■ Instructions for the task ■
From the entries below, copy every line holding the word "värnpliktiga".

---

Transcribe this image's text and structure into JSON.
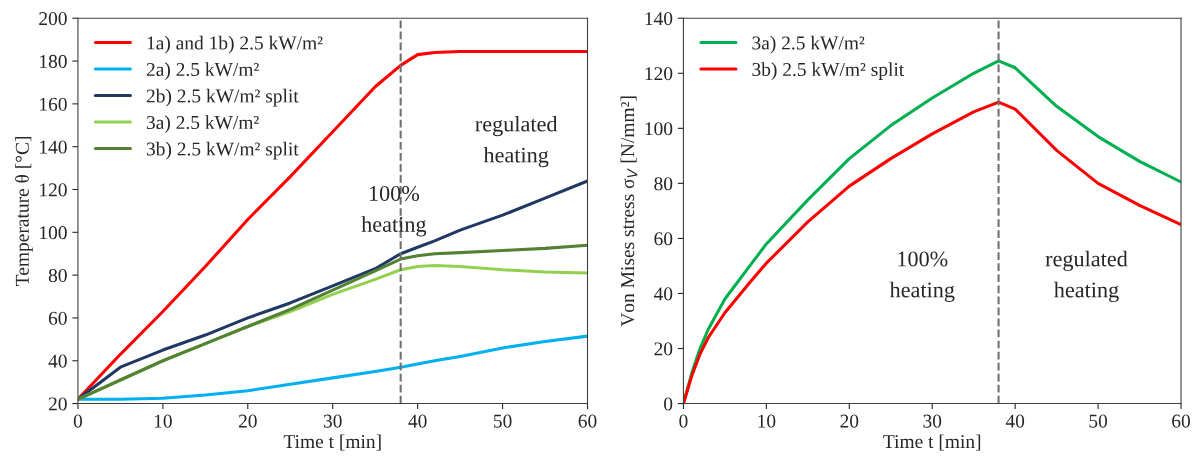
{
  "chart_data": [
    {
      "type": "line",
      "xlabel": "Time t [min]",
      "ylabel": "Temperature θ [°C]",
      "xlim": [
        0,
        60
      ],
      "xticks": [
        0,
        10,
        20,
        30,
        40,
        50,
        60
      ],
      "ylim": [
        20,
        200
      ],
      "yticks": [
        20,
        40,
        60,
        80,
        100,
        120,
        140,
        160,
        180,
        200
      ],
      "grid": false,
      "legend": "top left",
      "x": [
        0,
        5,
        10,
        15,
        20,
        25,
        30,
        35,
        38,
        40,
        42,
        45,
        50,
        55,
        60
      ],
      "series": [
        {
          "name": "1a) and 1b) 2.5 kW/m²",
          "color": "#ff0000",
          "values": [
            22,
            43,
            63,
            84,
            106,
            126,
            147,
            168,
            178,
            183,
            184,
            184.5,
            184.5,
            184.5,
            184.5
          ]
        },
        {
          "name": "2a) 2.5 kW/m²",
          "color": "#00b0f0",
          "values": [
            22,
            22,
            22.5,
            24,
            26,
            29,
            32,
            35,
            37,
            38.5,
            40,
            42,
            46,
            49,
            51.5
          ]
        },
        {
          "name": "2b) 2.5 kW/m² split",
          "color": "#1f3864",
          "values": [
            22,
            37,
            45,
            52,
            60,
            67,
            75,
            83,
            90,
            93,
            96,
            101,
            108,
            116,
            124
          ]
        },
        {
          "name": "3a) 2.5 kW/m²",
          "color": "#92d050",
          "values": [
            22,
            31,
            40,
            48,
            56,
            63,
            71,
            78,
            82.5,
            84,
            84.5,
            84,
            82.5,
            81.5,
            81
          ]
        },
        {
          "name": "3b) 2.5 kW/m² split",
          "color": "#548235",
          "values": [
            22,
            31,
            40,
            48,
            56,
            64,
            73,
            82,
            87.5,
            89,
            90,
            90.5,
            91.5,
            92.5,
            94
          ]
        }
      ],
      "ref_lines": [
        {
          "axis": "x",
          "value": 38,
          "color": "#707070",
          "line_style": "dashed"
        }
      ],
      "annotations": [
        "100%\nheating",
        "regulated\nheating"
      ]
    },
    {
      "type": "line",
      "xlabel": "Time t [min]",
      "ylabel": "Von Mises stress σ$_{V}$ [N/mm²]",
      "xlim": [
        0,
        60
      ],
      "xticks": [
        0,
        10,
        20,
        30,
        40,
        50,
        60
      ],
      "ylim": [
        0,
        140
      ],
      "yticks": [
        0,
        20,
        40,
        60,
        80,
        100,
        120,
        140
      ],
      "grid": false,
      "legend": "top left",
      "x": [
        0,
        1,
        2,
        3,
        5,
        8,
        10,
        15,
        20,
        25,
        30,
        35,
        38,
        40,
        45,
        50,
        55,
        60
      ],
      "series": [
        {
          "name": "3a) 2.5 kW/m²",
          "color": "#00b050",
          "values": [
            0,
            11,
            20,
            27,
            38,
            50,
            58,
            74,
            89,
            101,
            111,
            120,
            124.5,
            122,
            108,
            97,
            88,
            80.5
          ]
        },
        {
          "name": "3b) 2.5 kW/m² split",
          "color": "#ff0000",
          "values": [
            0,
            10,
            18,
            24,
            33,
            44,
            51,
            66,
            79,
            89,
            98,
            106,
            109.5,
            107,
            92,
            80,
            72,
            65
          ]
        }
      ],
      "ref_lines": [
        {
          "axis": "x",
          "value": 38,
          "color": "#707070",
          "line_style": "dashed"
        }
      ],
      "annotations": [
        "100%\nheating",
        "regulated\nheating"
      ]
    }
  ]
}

---

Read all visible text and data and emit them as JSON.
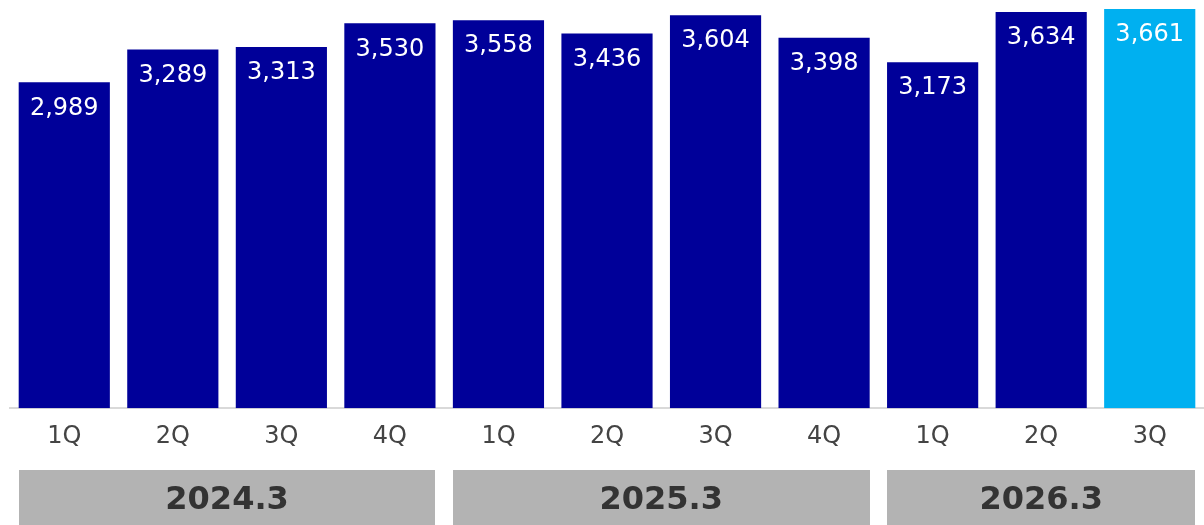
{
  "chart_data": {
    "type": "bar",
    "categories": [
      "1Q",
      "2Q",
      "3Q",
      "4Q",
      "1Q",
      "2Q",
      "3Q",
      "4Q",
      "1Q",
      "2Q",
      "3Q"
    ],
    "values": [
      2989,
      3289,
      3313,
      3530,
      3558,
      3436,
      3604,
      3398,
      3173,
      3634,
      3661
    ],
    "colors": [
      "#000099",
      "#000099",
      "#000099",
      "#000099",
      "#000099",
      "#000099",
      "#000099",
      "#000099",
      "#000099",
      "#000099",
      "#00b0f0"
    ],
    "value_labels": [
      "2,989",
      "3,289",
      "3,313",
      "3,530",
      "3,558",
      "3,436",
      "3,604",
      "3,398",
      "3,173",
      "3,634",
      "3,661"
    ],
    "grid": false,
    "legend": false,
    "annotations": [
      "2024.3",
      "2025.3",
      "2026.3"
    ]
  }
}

---

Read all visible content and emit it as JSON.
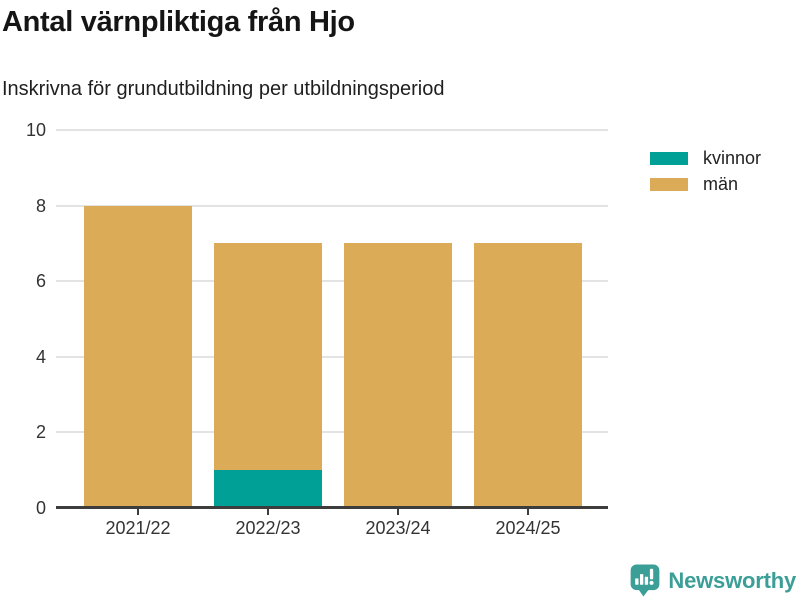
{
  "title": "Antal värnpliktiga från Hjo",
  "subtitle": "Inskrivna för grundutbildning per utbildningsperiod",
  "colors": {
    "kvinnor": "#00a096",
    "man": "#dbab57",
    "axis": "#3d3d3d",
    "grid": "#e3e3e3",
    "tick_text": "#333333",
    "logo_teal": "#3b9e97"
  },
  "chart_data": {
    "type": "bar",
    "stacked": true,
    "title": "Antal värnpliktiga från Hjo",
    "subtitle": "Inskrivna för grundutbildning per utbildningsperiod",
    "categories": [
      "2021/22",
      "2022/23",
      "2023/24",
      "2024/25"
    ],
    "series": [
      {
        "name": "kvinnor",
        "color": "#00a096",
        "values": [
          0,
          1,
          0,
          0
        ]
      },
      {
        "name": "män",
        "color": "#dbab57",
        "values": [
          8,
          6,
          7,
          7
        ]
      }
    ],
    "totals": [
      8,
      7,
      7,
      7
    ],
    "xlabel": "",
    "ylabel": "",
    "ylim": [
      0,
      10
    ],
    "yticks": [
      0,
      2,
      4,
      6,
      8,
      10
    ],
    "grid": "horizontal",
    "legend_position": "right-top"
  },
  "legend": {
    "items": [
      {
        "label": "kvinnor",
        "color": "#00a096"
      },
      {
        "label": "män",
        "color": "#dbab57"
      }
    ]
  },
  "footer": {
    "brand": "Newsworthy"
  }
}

---

■ Written solution ■
  "title": "Antal värnpliktiga från Hjo",
    "title": "Antal värnpliktiga från Hjo",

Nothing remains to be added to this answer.